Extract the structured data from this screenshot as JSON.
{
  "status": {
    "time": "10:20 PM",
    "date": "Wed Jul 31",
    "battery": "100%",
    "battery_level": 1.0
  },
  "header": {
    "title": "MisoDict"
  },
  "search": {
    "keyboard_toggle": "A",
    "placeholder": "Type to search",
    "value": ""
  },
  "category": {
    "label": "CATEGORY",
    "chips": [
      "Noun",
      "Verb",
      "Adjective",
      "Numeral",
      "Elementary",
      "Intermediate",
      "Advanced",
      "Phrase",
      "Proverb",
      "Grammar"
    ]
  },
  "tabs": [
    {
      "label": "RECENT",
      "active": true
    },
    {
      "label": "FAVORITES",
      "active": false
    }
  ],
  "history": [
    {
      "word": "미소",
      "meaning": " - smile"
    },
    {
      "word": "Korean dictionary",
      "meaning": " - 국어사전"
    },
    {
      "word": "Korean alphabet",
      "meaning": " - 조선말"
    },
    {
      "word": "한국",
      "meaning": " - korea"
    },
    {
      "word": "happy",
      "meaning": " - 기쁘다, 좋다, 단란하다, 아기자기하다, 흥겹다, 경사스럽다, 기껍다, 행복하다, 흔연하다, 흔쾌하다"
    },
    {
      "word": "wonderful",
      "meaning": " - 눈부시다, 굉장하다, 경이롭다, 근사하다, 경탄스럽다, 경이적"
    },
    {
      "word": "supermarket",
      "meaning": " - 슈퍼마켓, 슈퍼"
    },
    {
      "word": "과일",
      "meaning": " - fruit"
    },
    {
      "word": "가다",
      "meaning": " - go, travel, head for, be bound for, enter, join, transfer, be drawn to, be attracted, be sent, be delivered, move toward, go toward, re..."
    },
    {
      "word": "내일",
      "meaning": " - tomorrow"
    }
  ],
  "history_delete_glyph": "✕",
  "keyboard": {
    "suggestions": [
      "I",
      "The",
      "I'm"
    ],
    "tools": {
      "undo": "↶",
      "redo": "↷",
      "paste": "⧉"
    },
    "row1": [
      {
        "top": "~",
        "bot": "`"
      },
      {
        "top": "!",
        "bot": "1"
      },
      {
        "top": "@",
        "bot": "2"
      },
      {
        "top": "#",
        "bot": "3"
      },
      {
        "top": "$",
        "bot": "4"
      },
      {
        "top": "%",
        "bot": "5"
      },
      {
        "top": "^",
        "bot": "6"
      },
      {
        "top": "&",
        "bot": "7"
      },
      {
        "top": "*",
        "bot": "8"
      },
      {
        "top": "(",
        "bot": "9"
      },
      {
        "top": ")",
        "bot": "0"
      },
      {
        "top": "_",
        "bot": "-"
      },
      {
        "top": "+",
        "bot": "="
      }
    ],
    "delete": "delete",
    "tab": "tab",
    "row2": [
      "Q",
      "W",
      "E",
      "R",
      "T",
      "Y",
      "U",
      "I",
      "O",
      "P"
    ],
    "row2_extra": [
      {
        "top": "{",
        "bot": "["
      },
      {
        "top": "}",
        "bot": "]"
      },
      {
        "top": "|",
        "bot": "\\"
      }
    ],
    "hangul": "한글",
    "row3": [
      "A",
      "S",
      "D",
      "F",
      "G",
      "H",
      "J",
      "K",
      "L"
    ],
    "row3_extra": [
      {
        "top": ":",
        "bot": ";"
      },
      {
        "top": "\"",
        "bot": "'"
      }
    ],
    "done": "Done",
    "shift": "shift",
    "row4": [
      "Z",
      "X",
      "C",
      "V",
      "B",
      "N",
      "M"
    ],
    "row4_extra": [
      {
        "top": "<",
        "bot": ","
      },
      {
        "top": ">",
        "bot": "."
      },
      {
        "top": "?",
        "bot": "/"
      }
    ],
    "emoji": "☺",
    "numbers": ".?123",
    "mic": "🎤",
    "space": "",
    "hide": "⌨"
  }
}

Your objective :: Say how many lines of the data include the string "meaning". Nothing other than the number should be given.

Task solution :: 10